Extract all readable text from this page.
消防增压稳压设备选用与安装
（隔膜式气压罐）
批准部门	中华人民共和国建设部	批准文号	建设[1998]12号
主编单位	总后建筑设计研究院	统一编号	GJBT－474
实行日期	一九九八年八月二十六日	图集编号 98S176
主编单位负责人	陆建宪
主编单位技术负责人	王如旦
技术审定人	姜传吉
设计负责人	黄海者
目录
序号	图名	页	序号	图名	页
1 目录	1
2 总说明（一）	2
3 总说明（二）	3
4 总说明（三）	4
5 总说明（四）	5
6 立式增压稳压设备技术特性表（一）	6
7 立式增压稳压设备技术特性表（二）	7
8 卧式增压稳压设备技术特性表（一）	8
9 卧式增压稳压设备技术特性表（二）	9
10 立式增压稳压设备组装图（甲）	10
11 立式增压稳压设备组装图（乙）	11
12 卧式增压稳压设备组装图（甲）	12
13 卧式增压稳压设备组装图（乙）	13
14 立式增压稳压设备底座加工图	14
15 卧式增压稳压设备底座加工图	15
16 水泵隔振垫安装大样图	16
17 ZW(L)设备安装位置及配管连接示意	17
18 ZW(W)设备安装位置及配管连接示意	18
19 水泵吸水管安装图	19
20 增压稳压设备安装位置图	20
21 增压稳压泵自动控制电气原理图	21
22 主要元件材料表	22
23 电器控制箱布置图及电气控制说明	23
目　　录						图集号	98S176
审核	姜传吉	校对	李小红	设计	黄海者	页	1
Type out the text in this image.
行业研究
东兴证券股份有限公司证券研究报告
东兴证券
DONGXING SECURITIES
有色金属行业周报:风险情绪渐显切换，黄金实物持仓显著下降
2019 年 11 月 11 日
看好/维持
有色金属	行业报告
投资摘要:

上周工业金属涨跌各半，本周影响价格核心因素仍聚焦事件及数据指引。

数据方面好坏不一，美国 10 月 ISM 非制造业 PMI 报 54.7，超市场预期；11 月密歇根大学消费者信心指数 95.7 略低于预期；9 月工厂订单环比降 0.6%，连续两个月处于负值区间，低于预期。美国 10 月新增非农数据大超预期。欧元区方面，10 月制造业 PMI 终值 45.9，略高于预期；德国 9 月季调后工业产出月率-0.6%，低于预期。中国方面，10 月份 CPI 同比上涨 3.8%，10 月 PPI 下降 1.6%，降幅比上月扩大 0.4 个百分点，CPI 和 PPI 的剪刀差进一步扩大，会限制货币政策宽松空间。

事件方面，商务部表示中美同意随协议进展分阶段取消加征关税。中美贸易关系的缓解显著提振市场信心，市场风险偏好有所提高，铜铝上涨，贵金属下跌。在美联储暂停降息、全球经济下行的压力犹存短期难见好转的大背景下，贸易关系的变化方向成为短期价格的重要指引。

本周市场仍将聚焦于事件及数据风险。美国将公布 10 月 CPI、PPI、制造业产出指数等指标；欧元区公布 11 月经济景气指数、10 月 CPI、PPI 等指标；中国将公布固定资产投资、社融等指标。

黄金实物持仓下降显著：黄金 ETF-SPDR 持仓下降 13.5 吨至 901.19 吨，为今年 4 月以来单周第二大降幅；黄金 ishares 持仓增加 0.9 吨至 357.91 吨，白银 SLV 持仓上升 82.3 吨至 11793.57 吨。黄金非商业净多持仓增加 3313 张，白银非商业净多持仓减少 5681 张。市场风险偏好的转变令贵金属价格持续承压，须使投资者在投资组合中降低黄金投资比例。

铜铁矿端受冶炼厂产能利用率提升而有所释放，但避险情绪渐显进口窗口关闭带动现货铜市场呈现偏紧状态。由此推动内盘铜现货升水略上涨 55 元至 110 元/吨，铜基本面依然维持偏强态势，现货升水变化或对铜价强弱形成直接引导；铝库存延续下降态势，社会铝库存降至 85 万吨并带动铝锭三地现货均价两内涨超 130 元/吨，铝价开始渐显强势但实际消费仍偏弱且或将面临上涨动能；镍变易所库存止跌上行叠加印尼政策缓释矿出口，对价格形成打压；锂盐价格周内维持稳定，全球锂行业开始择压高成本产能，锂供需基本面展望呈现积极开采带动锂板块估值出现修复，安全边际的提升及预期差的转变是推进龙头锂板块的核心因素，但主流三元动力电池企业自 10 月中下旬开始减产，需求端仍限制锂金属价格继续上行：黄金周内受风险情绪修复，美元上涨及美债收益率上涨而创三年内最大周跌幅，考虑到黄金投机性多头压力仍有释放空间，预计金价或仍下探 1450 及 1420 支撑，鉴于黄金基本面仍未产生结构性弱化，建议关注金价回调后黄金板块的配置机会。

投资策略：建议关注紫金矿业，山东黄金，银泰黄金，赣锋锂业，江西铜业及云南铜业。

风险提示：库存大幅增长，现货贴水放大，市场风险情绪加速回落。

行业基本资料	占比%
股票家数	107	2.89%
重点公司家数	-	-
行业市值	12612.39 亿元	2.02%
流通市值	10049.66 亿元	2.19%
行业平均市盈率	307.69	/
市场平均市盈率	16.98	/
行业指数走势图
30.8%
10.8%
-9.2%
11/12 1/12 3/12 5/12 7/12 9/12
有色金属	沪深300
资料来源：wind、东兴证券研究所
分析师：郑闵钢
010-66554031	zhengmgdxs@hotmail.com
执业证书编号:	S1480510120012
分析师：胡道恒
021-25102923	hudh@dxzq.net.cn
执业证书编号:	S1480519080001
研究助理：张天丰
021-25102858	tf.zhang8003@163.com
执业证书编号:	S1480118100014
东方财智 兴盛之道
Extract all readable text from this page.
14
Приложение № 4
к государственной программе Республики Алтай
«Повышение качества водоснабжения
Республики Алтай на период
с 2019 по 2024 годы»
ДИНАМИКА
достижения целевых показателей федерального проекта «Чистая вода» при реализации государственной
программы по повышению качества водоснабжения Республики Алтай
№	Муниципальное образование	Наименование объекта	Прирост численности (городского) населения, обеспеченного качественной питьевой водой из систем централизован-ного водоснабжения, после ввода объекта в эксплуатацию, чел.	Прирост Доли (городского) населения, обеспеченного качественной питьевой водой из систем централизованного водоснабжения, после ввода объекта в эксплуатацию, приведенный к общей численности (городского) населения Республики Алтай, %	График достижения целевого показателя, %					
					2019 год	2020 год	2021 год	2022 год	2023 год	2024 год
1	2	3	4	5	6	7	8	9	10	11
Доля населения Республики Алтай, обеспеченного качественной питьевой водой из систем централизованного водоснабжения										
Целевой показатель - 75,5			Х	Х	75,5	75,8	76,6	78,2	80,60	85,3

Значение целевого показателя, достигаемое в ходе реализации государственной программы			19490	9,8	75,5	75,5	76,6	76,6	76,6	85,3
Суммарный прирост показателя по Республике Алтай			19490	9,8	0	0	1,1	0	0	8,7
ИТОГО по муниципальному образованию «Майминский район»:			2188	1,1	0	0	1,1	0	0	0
★ ★ ★ ★ ★ ★ ★
*Task description:* Show the lines where the word "государственной" appears in the entries.

*Exercise result:*
к государственной программе Республики Алтай
достижения целевых показателей федерального проекта «Чистая вода» при реализации государственной
Значение целевого показателя, достигаемое в ходе реализации государственной программы			19490	9,8	75,5	75,5	76,6	76,6	76,6	85,3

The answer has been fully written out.